Dataset items
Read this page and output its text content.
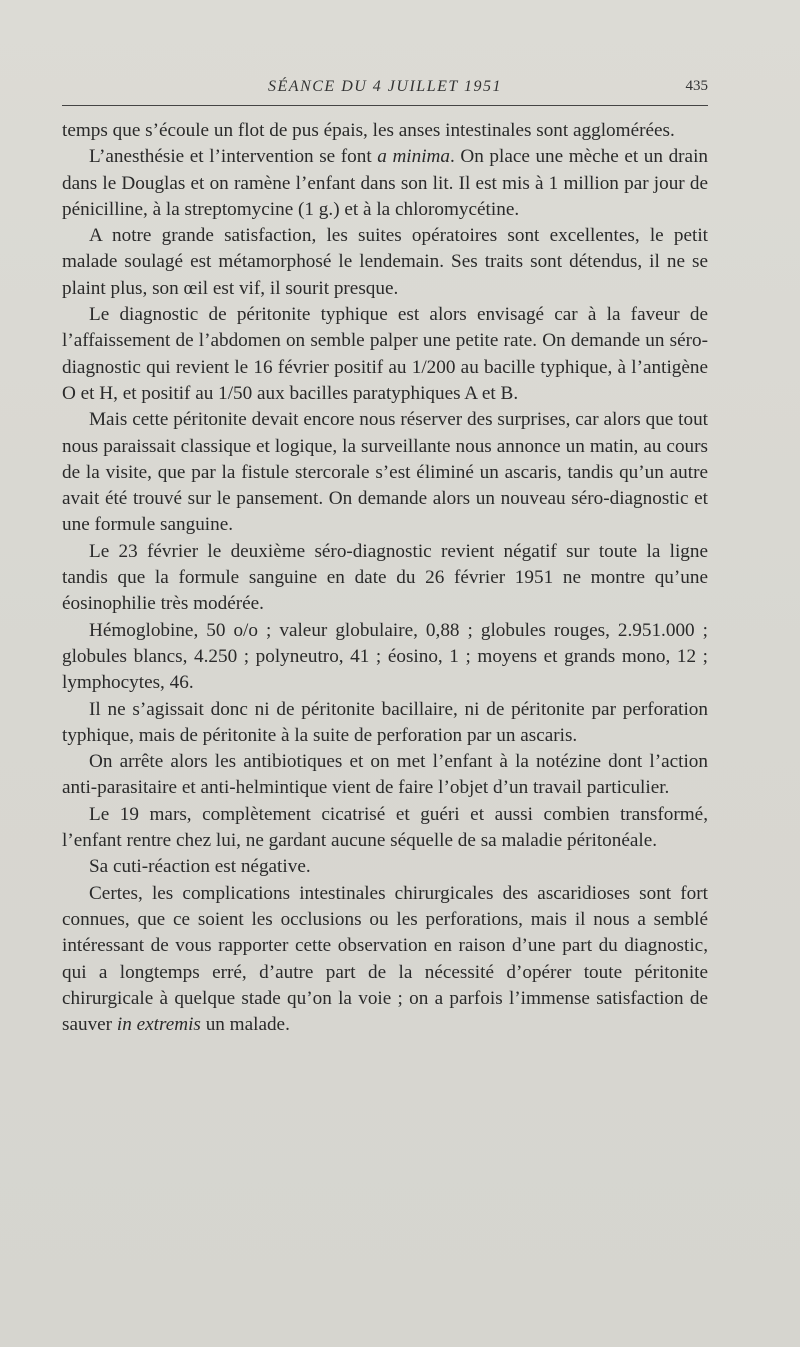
SÉANCE DU 4 JUILLET 1951	435

temps que s’écoule un flot de pus épais, les anses intestinales sont agglomérées.

L’anesthésie et l’intervention se font a minima. On place une mèche et un drain dans le Douglas et on ramène l’enfant dans son lit. Il est mis à 1 million par jour de pénicilline, à la streptomycine (1 g.) et à la chloromycétine.

A notre grande satisfaction, les suites opératoires sont excellentes, le petit malade soulagé est métamorphosé le lendemain. Ses traits sont détendus, il ne se plaint plus, son œil est vif, il sourit presque.

Le diagnostic de péritonite typhique est alors envisagé car à la faveur de l’affaissement de l’abdomen on semble palper une petite rate. On demande un séro-diagnostic qui revient le 16 février positif au 1/200 au bacille typhique, à l’antigène O et H, et positif au 1/50 aux bacilles paratyphiques A et B.

Mais cette péritonite devait encore nous réserver des surprises, car alors que tout nous paraissait classique et logique, la surveillante nous annonce un matin, au cours de la visite, que par la fistule stercorale s’est éliminé un ascaris, tandis qu’un autre avait été trouvé sur le pansement. On demande alors un nouveau séro-diagnostic et une formule sanguine.

Le 23 février le deuxième séro-diagnostic revient négatif sur toute la ligne tandis que la formule sanguine en date du 26 février 1951 ne montre qu’une éosinophilie très modérée.

Hémoglobine, 50 o/o ; valeur globulaire, 0,88 ; globules rouges, 2.951.000 ; globules blancs, 4.250 ; polyneutro, 41 ; éosino, 1 ; moyens et grands mono, 12 ; lymphocytes, 46.

Il ne s’agissait donc ni de péritonite bacillaire, ni de péritonite par perforation typhique, mais de péritonite à la suite de perforation par un ascaris.

On arrête alors les antibiotiques et on met l’enfant à la notézine dont l’action anti-parasitaire et anti-helmintique vient de faire l’objet d’un travail particulier.

Le 19 mars, complètement cicatrisé et guéri et aussi combien transformé, l’enfant rentre chez lui, ne gardant aucune séquelle de sa maladie péritonéale.

Sa cuti-réaction est négative.

Certes, les complications intestinales chirurgicales des ascaridioses sont fort connues, que ce soient les occlusions ou les perforations, mais il nous a semblé intéressant de vous rapporter cette observation en raison d’une part du diagnostic, qui a longtemps erré, d’autre part de la nécessité d’opérer toute péritonite chirurgicale à quelque stade qu’on la voie ; on a parfois l’immense satisfaction de sauver in extremis un malade.
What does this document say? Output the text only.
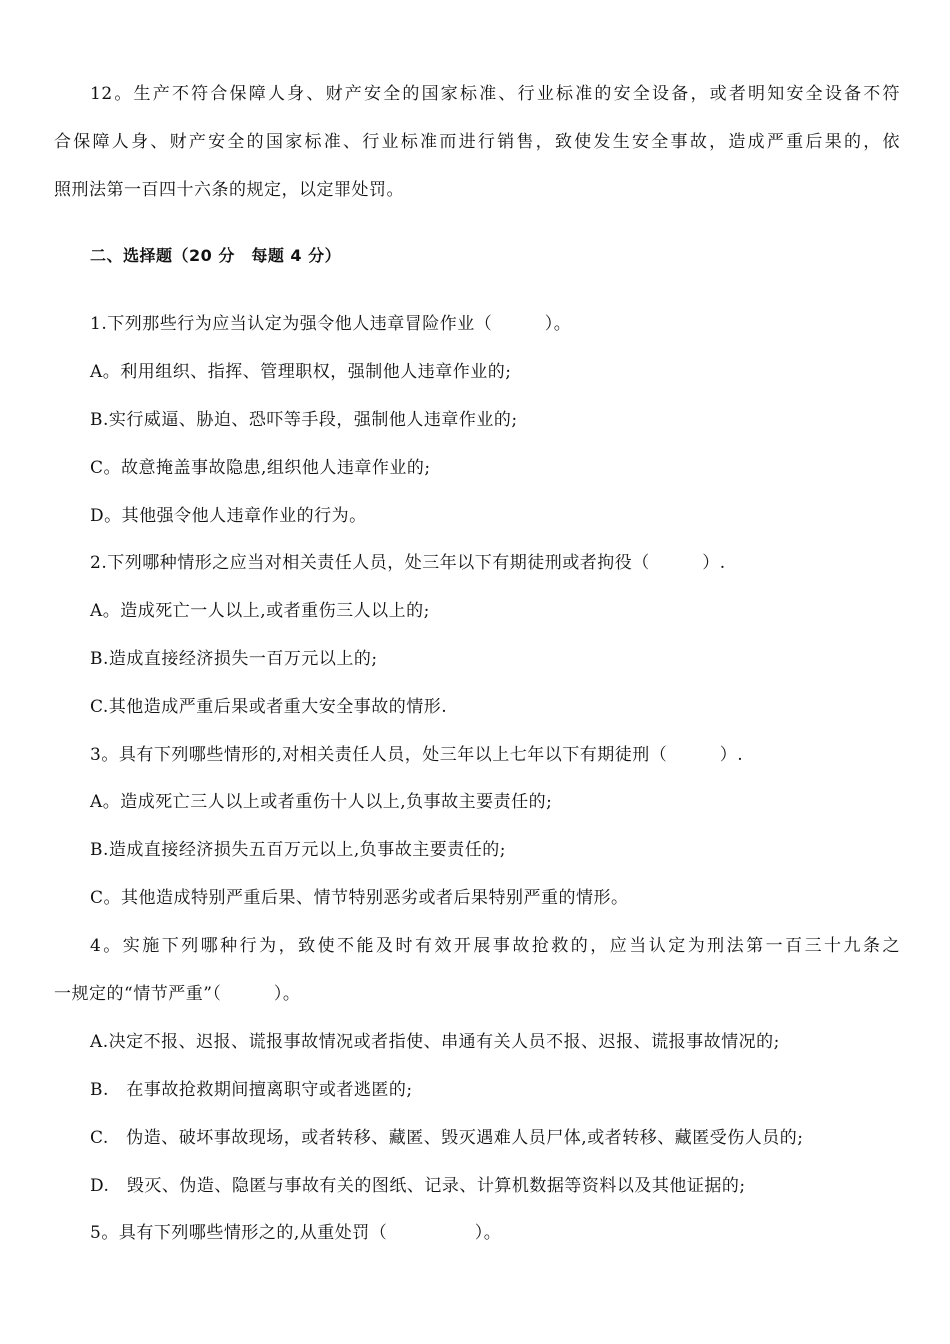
12。生产不符合保障人身、财产安全的国家标准、行业标准的安全设备，或者明知安全设备不符
合保障人身、财产安全的国家标准、行业标准而进行销售，致使发生安全事故，造成严重后果的，依
照刑法第一百四十六条的规定，以定罪处罚。
二、选择题（20 分　每题 4 分）
1.下列那些行为应当认定为强令他人违章冒险作业（　　　）。
A。利用组织、指挥、管理职权，强制他人违章作业的;
B.实行威逼、胁迫、恐吓等手段，强制他人违章作业的;
C。故意掩盖事故隐患,组织他人违章作业的;
D。其他强令他人违章作业的行为。
2.下列哪种情形之应当对相关责任人员，处三年以下有期徒刑或者拘役（　　　）.
A。造成死亡一人以上,或者重伤三人以上的;
B.造成直接经济损失一百万元以上的;
C.其他造成严重后果或者重大安全事故的情形.
3。具有下列哪些情形的,对相关责任人员，处三年以上七年以下有期徒刑（　　　）.
A。造成死亡三人以上或者重伤十人以上,负事故主要责任的;
B.造成直接经济损失五百万元以上,负事故主要责任的;
C。其他造成特别严重后果、情节特别恶劣或者后果特别严重的情形。
4。实施下列哪种行为，致使不能及时有效开展事故抢救的，应当认定为刑法第一百三十九条之
一规定的“情节严重”（　　　）。
A.决定不报、迟报、谎报事故情况或者指使、串通有关人员不报、迟报、谎报事故情况的;
B.　在事故抢救期间擅离职守或者逃匿的;
C.　伪造、破坏事故现场，或者转移、藏匿、毁灭遇难人员尸体,或者转移、藏匿受伤人员的;
D.　毁灭、伪造、隐匿与事故有关的图纸、记录、计算机数据等资料以及其他证据的;
5。具有下列哪些情形之的,从重处罚（　　　　　）。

▶ _WORK REQUIRED_
Go through the records and pull out each line that includes the word "enfant".

▶ _CORRECT RESULT_
L’anesthésie et l’intervention se font a minima. On place une mèche et un drain dans le Douglas et on ramène l’enfant dans son lit. Il est mis à 1 million par jour de pénicilline, à la streptomycine (1 g.) et à la chloromycétine.
On arrête alors les antibiotiques et on met l’enfant à la notézine dont l’action anti-parasitaire et anti-helmintique vient de faire l’objet d’un travail particulier.
Le 19 mars, complètement cicatrisé et guéri et aussi combien transformé, l’enfant rentre chez lui, ne gardant aucune séquelle de sa maladie péritonéale.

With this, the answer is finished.